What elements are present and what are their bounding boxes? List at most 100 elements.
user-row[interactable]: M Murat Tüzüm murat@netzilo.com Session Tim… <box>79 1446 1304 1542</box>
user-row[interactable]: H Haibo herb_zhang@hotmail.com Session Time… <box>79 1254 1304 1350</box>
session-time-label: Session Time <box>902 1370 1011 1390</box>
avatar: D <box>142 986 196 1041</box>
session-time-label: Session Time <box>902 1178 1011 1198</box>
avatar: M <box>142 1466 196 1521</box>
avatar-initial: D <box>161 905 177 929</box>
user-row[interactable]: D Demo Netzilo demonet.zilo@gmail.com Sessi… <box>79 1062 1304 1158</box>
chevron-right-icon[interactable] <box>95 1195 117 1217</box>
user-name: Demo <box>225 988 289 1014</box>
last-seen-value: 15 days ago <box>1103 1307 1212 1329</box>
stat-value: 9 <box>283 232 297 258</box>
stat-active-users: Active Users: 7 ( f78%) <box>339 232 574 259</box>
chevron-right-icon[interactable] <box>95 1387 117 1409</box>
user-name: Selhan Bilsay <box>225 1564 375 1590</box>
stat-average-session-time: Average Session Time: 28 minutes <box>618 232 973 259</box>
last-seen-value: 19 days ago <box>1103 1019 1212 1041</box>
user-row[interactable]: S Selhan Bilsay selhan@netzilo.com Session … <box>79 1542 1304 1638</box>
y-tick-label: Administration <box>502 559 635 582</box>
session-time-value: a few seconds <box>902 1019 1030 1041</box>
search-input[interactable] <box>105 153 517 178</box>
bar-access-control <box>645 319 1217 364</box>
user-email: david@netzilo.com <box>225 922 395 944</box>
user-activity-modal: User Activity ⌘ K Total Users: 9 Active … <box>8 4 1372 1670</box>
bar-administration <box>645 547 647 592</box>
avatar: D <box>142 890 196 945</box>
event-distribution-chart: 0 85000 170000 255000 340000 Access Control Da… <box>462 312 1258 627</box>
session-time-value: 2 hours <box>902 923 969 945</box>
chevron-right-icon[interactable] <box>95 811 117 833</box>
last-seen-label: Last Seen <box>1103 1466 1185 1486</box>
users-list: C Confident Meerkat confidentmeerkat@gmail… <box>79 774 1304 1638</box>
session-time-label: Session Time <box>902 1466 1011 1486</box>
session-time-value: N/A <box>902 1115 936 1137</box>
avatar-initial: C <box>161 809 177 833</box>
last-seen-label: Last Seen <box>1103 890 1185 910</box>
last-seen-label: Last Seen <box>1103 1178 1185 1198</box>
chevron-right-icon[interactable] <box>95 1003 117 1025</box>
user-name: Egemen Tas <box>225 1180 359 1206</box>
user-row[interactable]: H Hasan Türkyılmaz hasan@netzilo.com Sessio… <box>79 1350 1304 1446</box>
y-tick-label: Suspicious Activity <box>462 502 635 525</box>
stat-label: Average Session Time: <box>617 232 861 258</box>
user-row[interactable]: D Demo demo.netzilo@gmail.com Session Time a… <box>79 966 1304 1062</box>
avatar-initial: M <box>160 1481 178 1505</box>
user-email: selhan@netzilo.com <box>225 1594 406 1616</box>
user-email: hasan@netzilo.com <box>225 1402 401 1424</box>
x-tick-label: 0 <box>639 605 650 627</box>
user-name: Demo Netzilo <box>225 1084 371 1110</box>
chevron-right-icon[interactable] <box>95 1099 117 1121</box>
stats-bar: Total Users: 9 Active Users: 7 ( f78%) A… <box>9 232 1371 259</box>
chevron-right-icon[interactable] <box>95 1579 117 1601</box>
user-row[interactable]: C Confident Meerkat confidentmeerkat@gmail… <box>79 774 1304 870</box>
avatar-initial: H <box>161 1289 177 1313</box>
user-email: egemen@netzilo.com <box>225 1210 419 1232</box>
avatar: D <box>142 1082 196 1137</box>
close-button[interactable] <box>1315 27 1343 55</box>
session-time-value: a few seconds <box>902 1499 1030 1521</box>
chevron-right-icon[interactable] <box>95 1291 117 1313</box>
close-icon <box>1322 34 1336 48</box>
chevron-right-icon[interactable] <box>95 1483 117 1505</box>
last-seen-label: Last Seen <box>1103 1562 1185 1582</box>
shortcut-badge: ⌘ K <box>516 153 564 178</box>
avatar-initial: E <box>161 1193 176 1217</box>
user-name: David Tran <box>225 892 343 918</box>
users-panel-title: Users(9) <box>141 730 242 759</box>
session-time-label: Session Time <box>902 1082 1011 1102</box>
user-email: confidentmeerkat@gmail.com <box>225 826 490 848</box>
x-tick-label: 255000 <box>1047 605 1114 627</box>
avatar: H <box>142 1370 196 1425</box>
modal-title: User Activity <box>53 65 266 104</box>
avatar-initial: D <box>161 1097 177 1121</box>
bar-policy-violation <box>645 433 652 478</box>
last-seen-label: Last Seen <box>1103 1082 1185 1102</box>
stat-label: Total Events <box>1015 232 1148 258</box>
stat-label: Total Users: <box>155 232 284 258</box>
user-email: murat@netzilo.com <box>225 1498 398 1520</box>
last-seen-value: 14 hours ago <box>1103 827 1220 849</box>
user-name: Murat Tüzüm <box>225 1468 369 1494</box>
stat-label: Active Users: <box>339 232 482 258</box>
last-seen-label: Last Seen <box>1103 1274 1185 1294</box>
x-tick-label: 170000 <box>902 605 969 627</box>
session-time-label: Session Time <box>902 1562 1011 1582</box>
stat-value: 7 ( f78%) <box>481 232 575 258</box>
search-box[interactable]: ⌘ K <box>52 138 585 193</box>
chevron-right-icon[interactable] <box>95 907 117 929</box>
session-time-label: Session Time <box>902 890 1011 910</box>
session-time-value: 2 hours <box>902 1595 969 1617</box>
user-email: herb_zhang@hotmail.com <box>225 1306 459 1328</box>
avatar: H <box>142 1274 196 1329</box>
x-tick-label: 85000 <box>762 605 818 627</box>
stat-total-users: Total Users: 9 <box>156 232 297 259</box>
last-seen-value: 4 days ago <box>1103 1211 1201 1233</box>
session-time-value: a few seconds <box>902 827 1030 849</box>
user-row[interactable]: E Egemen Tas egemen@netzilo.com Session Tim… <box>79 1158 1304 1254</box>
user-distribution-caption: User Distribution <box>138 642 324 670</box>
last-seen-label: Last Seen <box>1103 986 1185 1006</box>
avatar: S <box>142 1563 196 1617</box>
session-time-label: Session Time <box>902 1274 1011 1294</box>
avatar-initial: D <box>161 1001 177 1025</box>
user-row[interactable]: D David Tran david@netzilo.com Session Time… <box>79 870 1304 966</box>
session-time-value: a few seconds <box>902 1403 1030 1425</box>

- Objective: Arrange the listing above as a JSON list of strings with one string per line, omitting blank lines.

- Worked answer:
[
  "What elements are present and what are their bounding boxes? List at most 100 elements.",
  "user-row[interactable]: M Murat Tüzüm murat@netzilo.com Session Tim… <box>79 1446 1304 1542</box>",
  "user-row[interactable]: H Haibo herb_zhang@hotmail.com Session Time… <box>79 1254 1304 1350</box>",
  "session-time-label: Session Time <box>902 1370 1011 1390</box>",
  "avatar: D <box>142 986 196 1041</box>",
  "session-time-label: Session Time <box>902 1178 1011 1198</box>",
  "avatar: M <box>142 1466 196 1521</box>",
  "avatar-initial: D <box>161 905 177 929</box>",
  "user-row[interactable]: D Demo Netzilo demonet.zilo@gmail.com Sessi… <box>79 1062 1304 1158</box>",
  "chevron-right-icon[interactable] <box>95 1195 117 1217</box>",
  "user-name: Demo <box>225 988 289 1014</box>",
  "last-seen-value: 15 days ago <box>1103 1307 1212 1329</box>",
  "stat-value: 9 <box>283 232 297 258</box>",
  "stat-active-users: Active Users: 7 ( f78%) <box>339 232 574 259</box>",
  "chevron-right-icon[interactable] <box>95 1387 117 1409</box>",
  "user-name: Selhan Bilsay <box>225 1564 375 1590</box>",
  "stat-average-session-time: Average Session Time: 28 minutes <box>618 232 973 259</box>",
  "last-seen-value: 19 days ago <box>1103 1019 1212 1041</box>",
  "user-row[interactable]: S Selhan Bilsay selhan@netzilo.com Session … <box>79 1542 1304 1638</box>",
  "y-tick-label: Administration <box>502 559 635 582</box>",
  "session-time-value: a few seconds <box>902 1019 1030 1041</box>",
  "search-input[interactable] <box>105 153 517 178</box>",
  "bar-access-control <box>645 319 1217 364</box>",
  "user-email: david@netzilo.com <box>225 922 395 944</box>",
  "user-activity-modal: User Activity ⌘ K Total Users: 9 Active … <box>8 4 1372 1670</box>",
  "bar-administration <box>645 547 647 592</box>",
  "avatar: D <box>142 890 196 945</box>",
  "event-distribution-chart: 0 85000 170000 255000 340000 Access Control Da… <box>462 312 1258 627</box>",
  "session-time-value: 2 hours <box>902 923 969 945</box>",
  "chevron-right-icon[interactable] <box>95 811 117 833</box>",
  "last-seen-label: Last Seen <box>1103 1466 1185 1486</box>",
  "users-list: C Confident Meerkat confidentmeerkat@gmail… <box>79 774 1304 1638</box>",
  "session-time-label: Session Time <box>902 1466 1011 1486</box>",
  "session-time-value: N/A <box>902 1115 936 1137</box>",
  "avatar-initial: C <box>161 809 177 833</box>",
  "last-seen-label: Last Seen <box>1103 890 1185 910</box>",
  "last-seen-label: Last Seen <box>1103 1178 1185 1198</box>",
  "chevron-right-icon[interactable] <box>95 1003 117 1025</box>",
  "user-name: Egemen Tas <box>225 1180 359 1206</box>",
  "user-row[interactable]: H Hasan Türkyılmaz hasan@netzilo.com Sessio… <box>79 1350 1304 1446</box>",
  "y-tick-label: Suspicious Activity <box>462 502 635 525</box>",
  "stat-label: Average Session Time: <box>617 232 861 258</box>",
  "user-row[interactable]: D Demo demo.netzilo@gmail.com Session Time a… <box>79 966 1304 1062</box>",
  "avatar-initial: M <box>160 1481 178 1505</box>",
  "user-email: selhan@netzilo.com <box>225 1594 406 1616</box>",
  "user-email: hasan@netzilo.com <box>225 1402 401 1424</box>",
  "x-tick-label: 0 <box>639 605 650 627</box>",
  "user-name: Demo Netzilo <box>225 1084 371 1110</box>",
  "chevron-right-icon[interactable] <box>95 1099 117 1121</box>",
  "stats-bar: Total Users: 9 Active Users: 7 ( f78%) A… <box>9 232 1371 259</box>",
  "chevron-right-icon[interactable] <box>95 1579 117 1601</box>",
  "user-row[interactable]: C Confident Meerkat confidentmeerkat@gmail… <box>79 774 1304 870</box>",
  "avatar-initial: H <box>161 1289 177 1313</box>",
  "user-email: egemen@netzilo.com <box>225 1210 419 1232</box>",
  "avatar: D <box>142 1082 196 1137</box>",
  "close-button[interactable] <box>1315 27 1343 55</box>",
  "session-time-value: a few seconds <box>902 1499 1030 1521</box>",
  "chevron-right-icon[interactable] <box>95 1291 117 1313</box>",
  "close-icon <box>1322 34 1336 48</box>",
  "chevron-right-icon[interactable] <box>95 1483 117 1505</box>",
  "last-seen-label: Last Seen <box>1103 1562 1185 1582</box>",
  "shortcut-badge: ⌘ K <box>516 153 564 178</box>",
  "avatar-initial: E <box>161 1193 176 1217</box>",
  "user-name: David Tran <box>225 892 343 918</box>",
  "users-panel-title: Users(9) <box>141 730 242 759</box>",
  "session-time-label: Session Time <box>902 1082 1011 1102</box>",
  "user-email: confidentmeerkat@gmail.com <box>225 826 490 848</box>",
  "x-tick-label: 255000 <box>1047 605 1114 627</box>",
  "avatar: H <box>142 1370 196 1425</box>",
  "modal-title: User Activity <box>53 65 266 104</box>",
  "avatar-initial: D <box>161 1097 177 1121</box>",
  "bar-policy-violation <box>645 433 652 478</box>",
  "last-seen-label: Last Seen <box>1103 1082 1185 1102</box>",
  "stat-label: Total Events <box>1015 232 1148 258</box>",
  "stat-label: Total Users: <box>155 232 284 258</box>",
  "user-email: murat@netzilo.com <box>225 1498 398 1520</box>",
  "last-seen-value: 14 hours ago <box>1103 827 1220 849</box>",
  "user-name: Murat Tüzüm <box>225 1468 369 1494</box>",
  "stat-label: Active Users: <box>339 232 482 258</box>",
  "last-seen-label: Last Seen <box>1103 1274 1185 1294</box>",
  "x-tick-label: 170000 <box>902 605 969 627</box>",
  "session-time-label: Session Time <box>902 1562 1011 1582</box>",
  "stat-value: 7 ( f78%) <box>481 232 575 258</box>",
  "search-box[interactable]: ⌘ K <box>52 138 585 193</box>",
  "chevron-right-icon[interactable] <box>95 907 117 929</box>",
  "session-time-label: Session Time <box>902 890 1011 910</box>",
  "session-time-value: 2 hours <box>902 1595 969 1617</box>",
  "user-email: herb_zhang@hotmail.com <box>225 1306 459 1328</box>",
  "avatar: H <box>142 1274 196 1329</box>",
  "x-tick-label: 85000 <box>762 605 818 627</box>",
  "stat-total-users: Total Users: 9 <box>156 232 297 259</box>",
  "last-seen-value: 4 days ago <box>1103 1211 1201 1233</box>",
  "session-time-value: a few seconds <box>902 827 1030 849</box>",
  "user-row[interactable]: E Egemen Tas egemen@netzilo.com Session Tim… <box>79 1158 1304 1254</box>",
  "user-distribution-caption: User Distribution <box>138 642 324 670</box>",
  "last-seen-label: Last Seen <box>1103 986 1185 1006</box>",
  "avatar: S <box>142 1563 196 1617</box>",
  "session-time-label: Session Time <box>902 1274 1011 1294</box>",
  "avatar-initial: D <box>161 1001 177 1025</box>",
  "user-row[interactable]: D David Tran david@netzilo.com Session Time… <box>79 870 1304 966</box>",
  "session-time-value: a few seconds <box>902 1403 1030 1425</box>"
]